§ **Challenge**
All the data below goes into the copy word for word, but the pictures don't.

§ **Available data**
*-*-*
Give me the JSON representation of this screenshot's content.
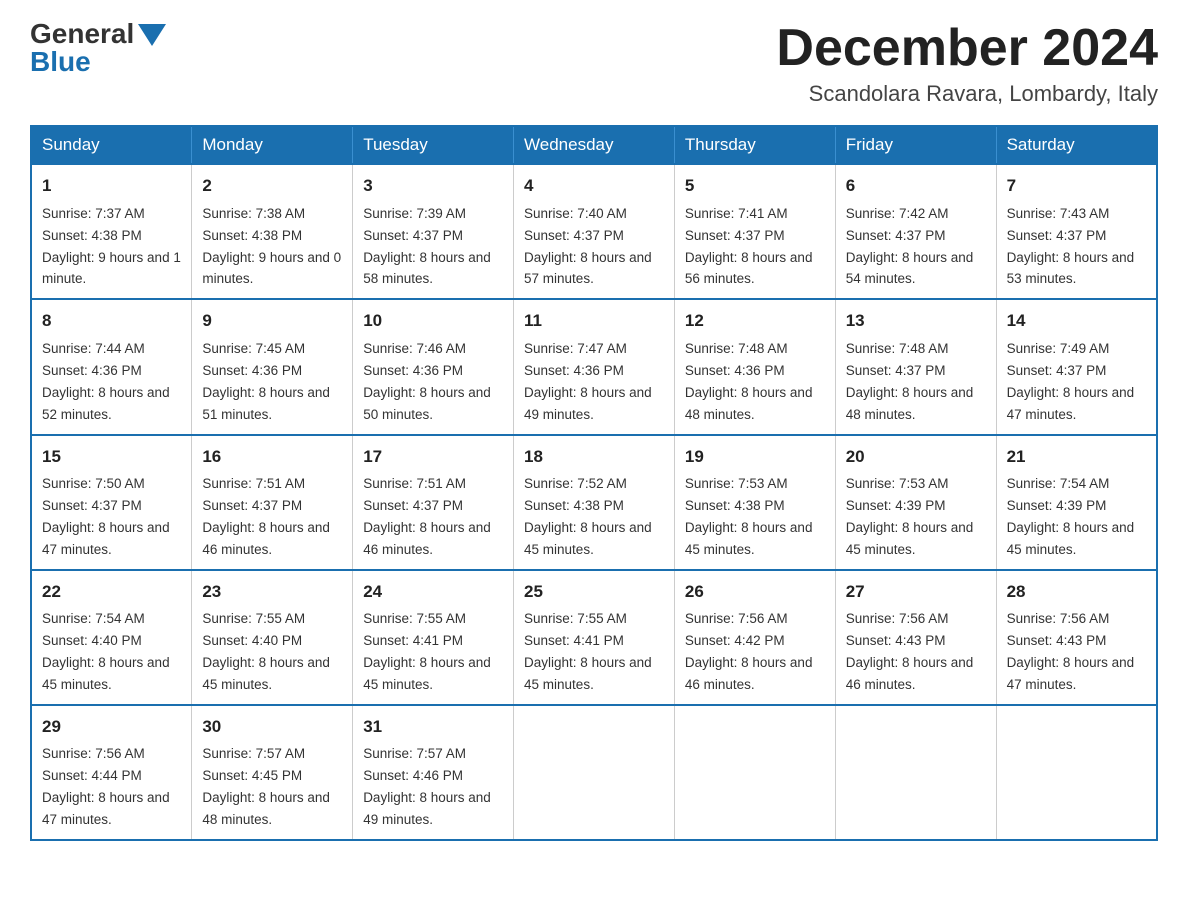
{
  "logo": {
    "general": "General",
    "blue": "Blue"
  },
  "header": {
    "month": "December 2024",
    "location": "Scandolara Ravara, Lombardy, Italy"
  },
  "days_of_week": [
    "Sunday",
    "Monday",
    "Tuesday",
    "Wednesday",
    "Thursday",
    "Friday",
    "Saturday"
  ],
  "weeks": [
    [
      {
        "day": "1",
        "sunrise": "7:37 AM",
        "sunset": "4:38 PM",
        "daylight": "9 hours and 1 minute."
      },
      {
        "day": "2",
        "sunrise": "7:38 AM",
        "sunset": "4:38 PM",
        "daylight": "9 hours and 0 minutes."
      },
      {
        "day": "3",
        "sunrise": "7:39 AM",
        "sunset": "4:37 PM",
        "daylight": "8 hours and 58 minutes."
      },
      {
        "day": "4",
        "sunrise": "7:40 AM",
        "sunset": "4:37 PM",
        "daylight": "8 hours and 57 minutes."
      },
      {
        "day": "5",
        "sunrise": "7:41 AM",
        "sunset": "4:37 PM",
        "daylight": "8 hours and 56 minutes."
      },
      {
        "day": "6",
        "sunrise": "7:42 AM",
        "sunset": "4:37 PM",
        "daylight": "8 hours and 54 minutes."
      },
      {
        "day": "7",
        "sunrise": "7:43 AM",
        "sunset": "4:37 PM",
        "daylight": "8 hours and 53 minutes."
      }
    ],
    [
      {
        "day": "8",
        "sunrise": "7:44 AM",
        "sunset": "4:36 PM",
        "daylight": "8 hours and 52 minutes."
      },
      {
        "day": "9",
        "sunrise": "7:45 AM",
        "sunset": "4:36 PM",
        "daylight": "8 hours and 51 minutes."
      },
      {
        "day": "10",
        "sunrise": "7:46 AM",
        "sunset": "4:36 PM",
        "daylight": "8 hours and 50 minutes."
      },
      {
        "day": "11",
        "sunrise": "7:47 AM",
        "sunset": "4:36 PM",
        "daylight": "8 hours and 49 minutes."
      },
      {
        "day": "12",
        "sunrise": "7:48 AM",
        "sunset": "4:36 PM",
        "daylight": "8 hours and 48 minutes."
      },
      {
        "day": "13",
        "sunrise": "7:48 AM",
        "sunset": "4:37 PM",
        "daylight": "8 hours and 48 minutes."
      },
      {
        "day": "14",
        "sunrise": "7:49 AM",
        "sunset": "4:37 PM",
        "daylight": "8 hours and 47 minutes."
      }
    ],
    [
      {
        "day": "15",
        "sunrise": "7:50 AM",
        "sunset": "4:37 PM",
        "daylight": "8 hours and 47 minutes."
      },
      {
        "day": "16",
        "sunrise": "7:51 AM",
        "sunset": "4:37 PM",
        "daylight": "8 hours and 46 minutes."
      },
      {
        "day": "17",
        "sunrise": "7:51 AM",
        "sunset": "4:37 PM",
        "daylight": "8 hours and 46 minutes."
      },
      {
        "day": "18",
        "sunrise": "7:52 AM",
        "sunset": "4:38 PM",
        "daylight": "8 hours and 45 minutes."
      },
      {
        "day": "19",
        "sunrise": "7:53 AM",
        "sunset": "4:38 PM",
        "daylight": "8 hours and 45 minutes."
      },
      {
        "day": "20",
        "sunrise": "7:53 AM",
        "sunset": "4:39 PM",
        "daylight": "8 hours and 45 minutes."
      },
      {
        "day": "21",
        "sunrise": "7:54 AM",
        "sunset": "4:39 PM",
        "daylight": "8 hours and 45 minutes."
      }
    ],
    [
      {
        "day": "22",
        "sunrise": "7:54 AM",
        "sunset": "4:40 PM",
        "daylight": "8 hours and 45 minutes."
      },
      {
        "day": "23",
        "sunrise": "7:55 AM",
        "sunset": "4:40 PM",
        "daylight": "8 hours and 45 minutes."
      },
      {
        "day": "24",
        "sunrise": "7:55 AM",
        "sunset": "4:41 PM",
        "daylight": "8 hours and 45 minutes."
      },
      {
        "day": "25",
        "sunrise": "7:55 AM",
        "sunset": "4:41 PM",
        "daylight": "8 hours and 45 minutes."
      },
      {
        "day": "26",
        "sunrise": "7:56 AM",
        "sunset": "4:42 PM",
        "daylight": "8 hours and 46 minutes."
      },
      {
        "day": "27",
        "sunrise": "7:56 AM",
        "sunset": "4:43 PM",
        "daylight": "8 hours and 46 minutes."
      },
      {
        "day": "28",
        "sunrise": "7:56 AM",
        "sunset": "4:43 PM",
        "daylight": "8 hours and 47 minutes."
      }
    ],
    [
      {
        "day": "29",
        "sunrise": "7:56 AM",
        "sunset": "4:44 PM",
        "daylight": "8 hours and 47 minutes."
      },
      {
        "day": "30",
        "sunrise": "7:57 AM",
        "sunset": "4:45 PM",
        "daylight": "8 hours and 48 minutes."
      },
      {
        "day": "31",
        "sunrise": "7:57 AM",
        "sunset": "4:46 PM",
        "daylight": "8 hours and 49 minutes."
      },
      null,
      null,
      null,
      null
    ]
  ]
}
*-*-*
§ **Solution for this problem**
Give me the JSON representation of this screenshot's content.
{
  "logo": {
    "general": "General",
    "blue": "Blue"
  },
  "header": {
    "month": "December 2024",
    "location": "Scandolara Ravara, Lombardy, Italy"
  },
  "days_of_week": [
    "Sunday",
    "Monday",
    "Tuesday",
    "Wednesday",
    "Thursday",
    "Friday",
    "Saturday"
  ],
  "weeks": [
    [
      {
        "day": "1",
        "sunrise": "7:37 AM",
        "sunset": "4:38 PM",
        "daylight": "9 hours and 1 minute."
      },
      {
        "day": "2",
        "sunrise": "7:38 AM",
        "sunset": "4:38 PM",
        "daylight": "9 hours and 0 minutes."
      },
      {
        "day": "3",
        "sunrise": "7:39 AM",
        "sunset": "4:37 PM",
        "daylight": "8 hours and 58 minutes."
      },
      {
        "day": "4",
        "sunrise": "7:40 AM",
        "sunset": "4:37 PM",
        "daylight": "8 hours and 57 minutes."
      },
      {
        "day": "5",
        "sunrise": "7:41 AM",
        "sunset": "4:37 PM",
        "daylight": "8 hours and 56 minutes."
      },
      {
        "day": "6",
        "sunrise": "7:42 AM",
        "sunset": "4:37 PM",
        "daylight": "8 hours and 54 minutes."
      },
      {
        "day": "7",
        "sunrise": "7:43 AM",
        "sunset": "4:37 PM",
        "daylight": "8 hours and 53 minutes."
      }
    ],
    [
      {
        "day": "8",
        "sunrise": "7:44 AM",
        "sunset": "4:36 PM",
        "daylight": "8 hours and 52 minutes."
      },
      {
        "day": "9",
        "sunrise": "7:45 AM",
        "sunset": "4:36 PM",
        "daylight": "8 hours and 51 minutes."
      },
      {
        "day": "10",
        "sunrise": "7:46 AM",
        "sunset": "4:36 PM",
        "daylight": "8 hours and 50 minutes."
      },
      {
        "day": "11",
        "sunrise": "7:47 AM",
        "sunset": "4:36 PM",
        "daylight": "8 hours and 49 minutes."
      },
      {
        "day": "12",
        "sunrise": "7:48 AM",
        "sunset": "4:36 PM",
        "daylight": "8 hours and 48 minutes."
      },
      {
        "day": "13",
        "sunrise": "7:48 AM",
        "sunset": "4:37 PM",
        "daylight": "8 hours and 48 minutes."
      },
      {
        "day": "14",
        "sunrise": "7:49 AM",
        "sunset": "4:37 PM",
        "daylight": "8 hours and 47 minutes."
      }
    ],
    [
      {
        "day": "15",
        "sunrise": "7:50 AM",
        "sunset": "4:37 PM",
        "daylight": "8 hours and 47 minutes."
      },
      {
        "day": "16",
        "sunrise": "7:51 AM",
        "sunset": "4:37 PM",
        "daylight": "8 hours and 46 minutes."
      },
      {
        "day": "17",
        "sunrise": "7:51 AM",
        "sunset": "4:37 PM",
        "daylight": "8 hours and 46 minutes."
      },
      {
        "day": "18",
        "sunrise": "7:52 AM",
        "sunset": "4:38 PM",
        "daylight": "8 hours and 45 minutes."
      },
      {
        "day": "19",
        "sunrise": "7:53 AM",
        "sunset": "4:38 PM",
        "daylight": "8 hours and 45 minutes."
      },
      {
        "day": "20",
        "sunrise": "7:53 AM",
        "sunset": "4:39 PM",
        "daylight": "8 hours and 45 minutes."
      },
      {
        "day": "21",
        "sunrise": "7:54 AM",
        "sunset": "4:39 PM",
        "daylight": "8 hours and 45 minutes."
      }
    ],
    [
      {
        "day": "22",
        "sunrise": "7:54 AM",
        "sunset": "4:40 PM",
        "daylight": "8 hours and 45 minutes."
      },
      {
        "day": "23",
        "sunrise": "7:55 AM",
        "sunset": "4:40 PM",
        "daylight": "8 hours and 45 minutes."
      },
      {
        "day": "24",
        "sunrise": "7:55 AM",
        "sunset": "4:41 PM",
        "daylight": "8 hours and 45 minutes."
      },
      {
        "day": "25",
        "sunrise": "7:55 AM",
        "sunset": "4:41 PM",
        "daylight": "8 hours and 45 minutes."
      },
      {
        "day": "26",
        "sunrise": "7:56 AM",
        "sunset": "4:42 PM",
        "daylight": "8 hours and 46 minutes."
      },
      {
        "day": "27",
        "sunrise": "7:56 AM",
        "sunset": "4:43 PM",
        "daylight": "8 hours and 46 minutes."
      },
      {
        "day": "28",
        "sunrise": "7:56 AM",
        "sunset": "4:43 PM",
        "daylight": "8 hours and 47 minutes."
      }
    ],
    [
      {
        "day": "29",
        "sunrise": "7:56 AM",
        "sunset": "4:44 PM",
        "daylight": "8 hours and 47 minutes."
      },
      {
        "day": "30",
        "sunrise": "7:57 AM",
        "sunset": "4:45 PM",
        "daylight": "8 hours and 48 minutes."
      },
      {
        "day": "31",
        "sunrise": "7:57 AM",
        "sunset": "4:46 PM",
        "daylight": "8 hours and 49 minutes."
      },
      null,
      null,
      null,
      null
    ]
  ]
}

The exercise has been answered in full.